*** PROVIDED ENTRIES ***

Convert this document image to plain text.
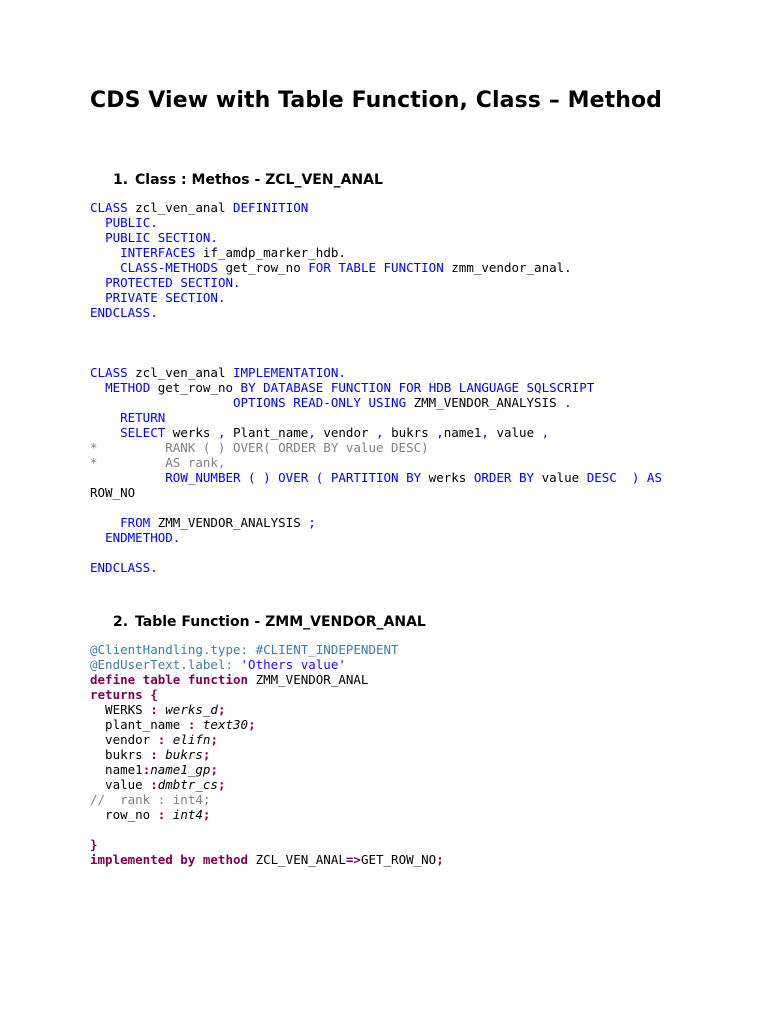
CDS View with Table Function, Class – Method
1. Class : Methos - ZCL_VEN_ANAL
CLASS zcl_ven_anal DEFINITION
PUBLIC.
PUBLIC SECTION.
INTERFACES if_amdp_marker_hdb.
CLASS-METHODS get_row_no FOR TABLE FUNCTION zmm_vendor_anal.
PROTECTED SECTION.
PRIVATE SECTION.
ENDCLASS.
CLASS zcl_ven_anal IMPLEMENTATION.
METHOD get_row_no BY DATABASE FUNCTION FOR HDB LANGUAGE SQLSCRIPT
OPTIONS READ-ONLY USING ZMM_VENDOR_ANALYSIS .
RETURN
SELECT werks , Plant_name, vendor , bukrs ,name1, value ,
*         RANK ( ) OVER( ORDER BY value DESC)
*         AS rank,
ROW_NUMBER ( ) OVER ( PARTITION BY werks ORDER BY value DESC  ) AS
ROW_NO
FROM ZMM_VENDOR_ANALYSIS ;
ENDMETHOD.
ENDCLASS.
2. Table Function - ZMM_VENDOR_ANAL
@ClientHandling.type: #CLIENT_INDEPENDENT
@EndUserText.label: 'Others value'
define table function ZMM_VENDOR_ANAL
returns {
WERKS : werks_d;
plant_name : text30;
vendor : elifn;
bukrs : bukrs;
name1:name1_gp;
value :dmbtr_cs;
//  rank : int4;
row_no : int4;
}
implemented by method ZCL_VEN_ANAL=>GET_ROW_NO;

***

*STATED GOAL*
The records above are to be restated exactly, without their pictures.

*ANSWER FOR THE TASK*
Convert this document image to plain text.
CDS View with Table Function, Class – Method
1. Class : Methos - ZCL_VEN_ANAL
CLASS zcl_ven_anal DEFINITION
PUBLIC.
PUBLIC SECTION.
INTERFACES if_amdp_marker_hdb.
CLASS-METHODS get_row_no FOR TABLE FUNCTION zmm_vendor_anal.
PROTECTED SECTION.
PRIVATE SECTION.
ENDCLASS.
CLASS zcl_ven_anal IMPLEMENTATION.
METHOD get_row_no BY DATABASE FUNCTION FOR HDB LANGUAGE SQLSCRIPT
OPTIONS READ-ONLY USING ZMM_VENDOR_ANALYSIS .
RETURN
SELECT werks , Plant_name, vendor , bukrs ,name1, value ,
*         RANK ( ) OVER( ORDER BY value DESC)
*         AS rank,
ROW_NUMBER ( ) OVER ( PARTITION BY werks ORDER BY value DESC  ) AS
ROW_NO
FROM ZMM_VENDOR_ANALYSIS ;
ENDMETHOD.
ENDCLASS.
2. Table Function - ZMM_VENDOR_ANAL
@ClientHandling.type: #CLIENT_INDEPENDENT
@EndUserText.label: 'Others value'
define table function ZMM_VENDOR_ANAL
returns {
WERKS : werks_d;
plant_name : text30;
vendor : elifn;
bukrs : bukrs;
name1:name1_gp;
value :dmbtr_cs;
//  rank : int4;
row_no : int4;
}
implemented by method ZCL_VEN_ANAL=>GET_ROW_NO;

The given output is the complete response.